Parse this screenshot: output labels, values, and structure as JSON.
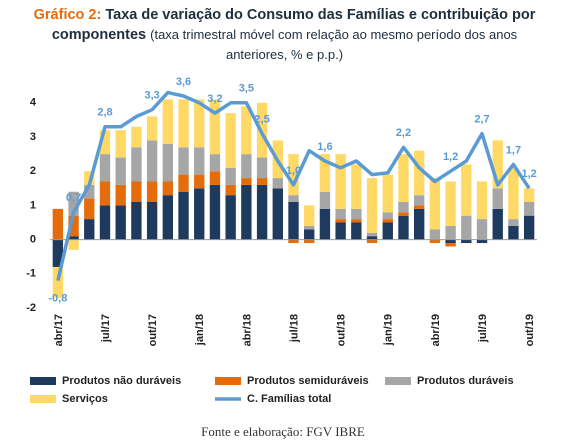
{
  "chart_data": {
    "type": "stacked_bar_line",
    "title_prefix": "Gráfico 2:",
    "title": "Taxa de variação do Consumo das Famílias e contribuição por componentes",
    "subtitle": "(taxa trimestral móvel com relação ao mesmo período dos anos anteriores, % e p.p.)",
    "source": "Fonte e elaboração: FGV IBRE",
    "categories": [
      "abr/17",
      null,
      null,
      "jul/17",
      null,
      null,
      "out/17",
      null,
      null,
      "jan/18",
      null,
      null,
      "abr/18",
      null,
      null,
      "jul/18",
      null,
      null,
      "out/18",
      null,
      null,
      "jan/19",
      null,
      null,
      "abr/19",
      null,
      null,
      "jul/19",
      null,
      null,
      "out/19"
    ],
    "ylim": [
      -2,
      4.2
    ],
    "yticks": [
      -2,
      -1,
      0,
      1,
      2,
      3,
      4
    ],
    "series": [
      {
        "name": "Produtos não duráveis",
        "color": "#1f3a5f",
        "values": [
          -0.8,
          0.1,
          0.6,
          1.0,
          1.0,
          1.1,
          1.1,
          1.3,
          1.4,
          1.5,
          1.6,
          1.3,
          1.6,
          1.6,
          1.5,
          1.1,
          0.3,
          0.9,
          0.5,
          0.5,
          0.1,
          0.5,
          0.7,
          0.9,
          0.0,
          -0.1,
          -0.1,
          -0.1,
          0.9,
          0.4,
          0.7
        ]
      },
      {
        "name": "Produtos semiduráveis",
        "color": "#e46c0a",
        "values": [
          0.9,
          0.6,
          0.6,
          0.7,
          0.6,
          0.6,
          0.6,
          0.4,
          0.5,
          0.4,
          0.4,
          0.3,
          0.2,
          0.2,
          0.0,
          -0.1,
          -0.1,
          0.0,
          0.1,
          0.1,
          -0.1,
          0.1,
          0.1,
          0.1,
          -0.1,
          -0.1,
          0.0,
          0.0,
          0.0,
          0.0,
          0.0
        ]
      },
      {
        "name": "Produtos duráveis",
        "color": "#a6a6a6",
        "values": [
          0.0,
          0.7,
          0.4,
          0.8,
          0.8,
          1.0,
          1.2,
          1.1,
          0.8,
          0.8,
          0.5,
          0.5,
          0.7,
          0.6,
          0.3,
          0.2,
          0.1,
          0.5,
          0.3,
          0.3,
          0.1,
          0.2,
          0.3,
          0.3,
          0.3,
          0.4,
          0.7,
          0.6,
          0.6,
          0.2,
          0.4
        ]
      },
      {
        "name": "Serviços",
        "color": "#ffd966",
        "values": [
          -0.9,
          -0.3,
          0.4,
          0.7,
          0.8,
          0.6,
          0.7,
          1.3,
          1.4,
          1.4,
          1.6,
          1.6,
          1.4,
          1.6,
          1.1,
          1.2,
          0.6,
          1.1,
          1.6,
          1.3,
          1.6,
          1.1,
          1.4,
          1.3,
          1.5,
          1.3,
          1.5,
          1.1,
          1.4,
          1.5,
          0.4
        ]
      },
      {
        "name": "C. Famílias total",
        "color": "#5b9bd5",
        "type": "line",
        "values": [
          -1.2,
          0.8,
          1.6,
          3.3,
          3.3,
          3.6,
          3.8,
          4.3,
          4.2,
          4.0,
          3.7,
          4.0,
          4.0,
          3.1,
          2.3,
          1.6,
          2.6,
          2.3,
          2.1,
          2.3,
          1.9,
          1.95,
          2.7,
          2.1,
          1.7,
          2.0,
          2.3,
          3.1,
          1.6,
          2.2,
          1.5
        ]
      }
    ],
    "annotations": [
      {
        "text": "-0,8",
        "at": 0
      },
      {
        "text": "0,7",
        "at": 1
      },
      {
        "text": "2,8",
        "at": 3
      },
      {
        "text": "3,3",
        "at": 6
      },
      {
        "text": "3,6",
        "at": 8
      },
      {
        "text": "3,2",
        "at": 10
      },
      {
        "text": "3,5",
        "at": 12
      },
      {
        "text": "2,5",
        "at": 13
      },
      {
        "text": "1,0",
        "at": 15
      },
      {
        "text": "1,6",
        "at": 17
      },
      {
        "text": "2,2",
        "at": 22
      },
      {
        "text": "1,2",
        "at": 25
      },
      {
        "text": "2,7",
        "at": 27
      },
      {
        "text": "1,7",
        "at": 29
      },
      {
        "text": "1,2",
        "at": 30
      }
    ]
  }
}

========================================

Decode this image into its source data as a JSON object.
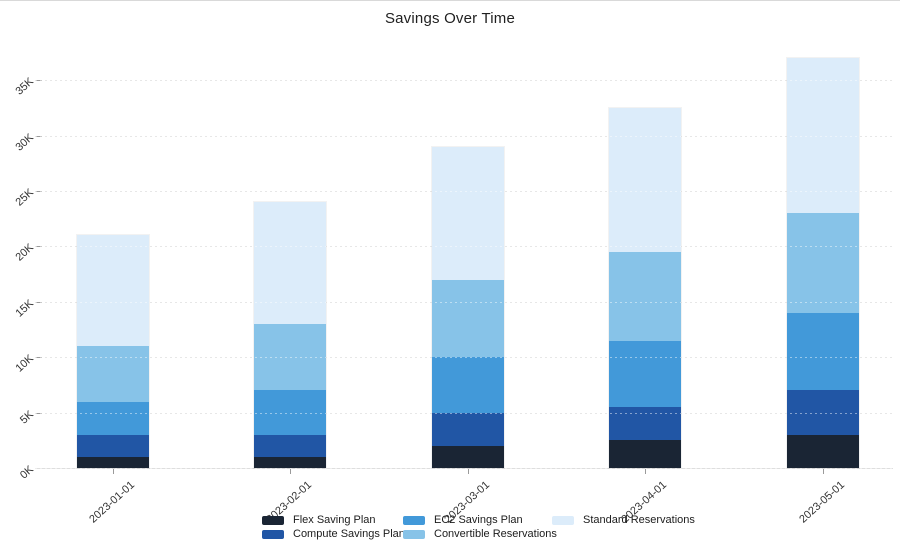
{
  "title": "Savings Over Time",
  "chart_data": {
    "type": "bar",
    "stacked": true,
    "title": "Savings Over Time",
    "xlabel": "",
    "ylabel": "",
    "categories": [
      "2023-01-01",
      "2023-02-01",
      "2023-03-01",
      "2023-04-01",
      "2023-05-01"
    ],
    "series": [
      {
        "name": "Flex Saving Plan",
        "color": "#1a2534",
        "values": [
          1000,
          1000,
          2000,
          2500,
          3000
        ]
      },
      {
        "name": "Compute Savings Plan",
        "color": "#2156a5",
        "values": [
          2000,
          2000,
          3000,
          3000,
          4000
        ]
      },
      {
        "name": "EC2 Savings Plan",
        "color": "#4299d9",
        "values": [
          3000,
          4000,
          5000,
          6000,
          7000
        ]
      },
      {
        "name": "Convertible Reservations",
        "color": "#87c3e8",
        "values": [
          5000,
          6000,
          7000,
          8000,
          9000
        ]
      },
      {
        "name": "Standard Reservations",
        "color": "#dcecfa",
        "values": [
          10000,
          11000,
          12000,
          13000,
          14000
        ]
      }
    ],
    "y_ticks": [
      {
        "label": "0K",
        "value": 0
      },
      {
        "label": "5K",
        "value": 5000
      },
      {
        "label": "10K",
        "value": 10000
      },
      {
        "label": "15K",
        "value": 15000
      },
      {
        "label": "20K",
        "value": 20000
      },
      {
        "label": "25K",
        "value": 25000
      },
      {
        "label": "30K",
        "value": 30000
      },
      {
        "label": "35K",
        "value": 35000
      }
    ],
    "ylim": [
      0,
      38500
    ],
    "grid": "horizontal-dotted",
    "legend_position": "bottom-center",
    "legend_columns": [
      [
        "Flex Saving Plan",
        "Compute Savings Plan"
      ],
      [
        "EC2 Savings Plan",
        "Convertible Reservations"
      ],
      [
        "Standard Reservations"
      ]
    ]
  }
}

========================================

Read the data above and pull out each line that holds the string "Standard".

Response to the task
        "name": "Standard Reservations",
        "Standard Reservations"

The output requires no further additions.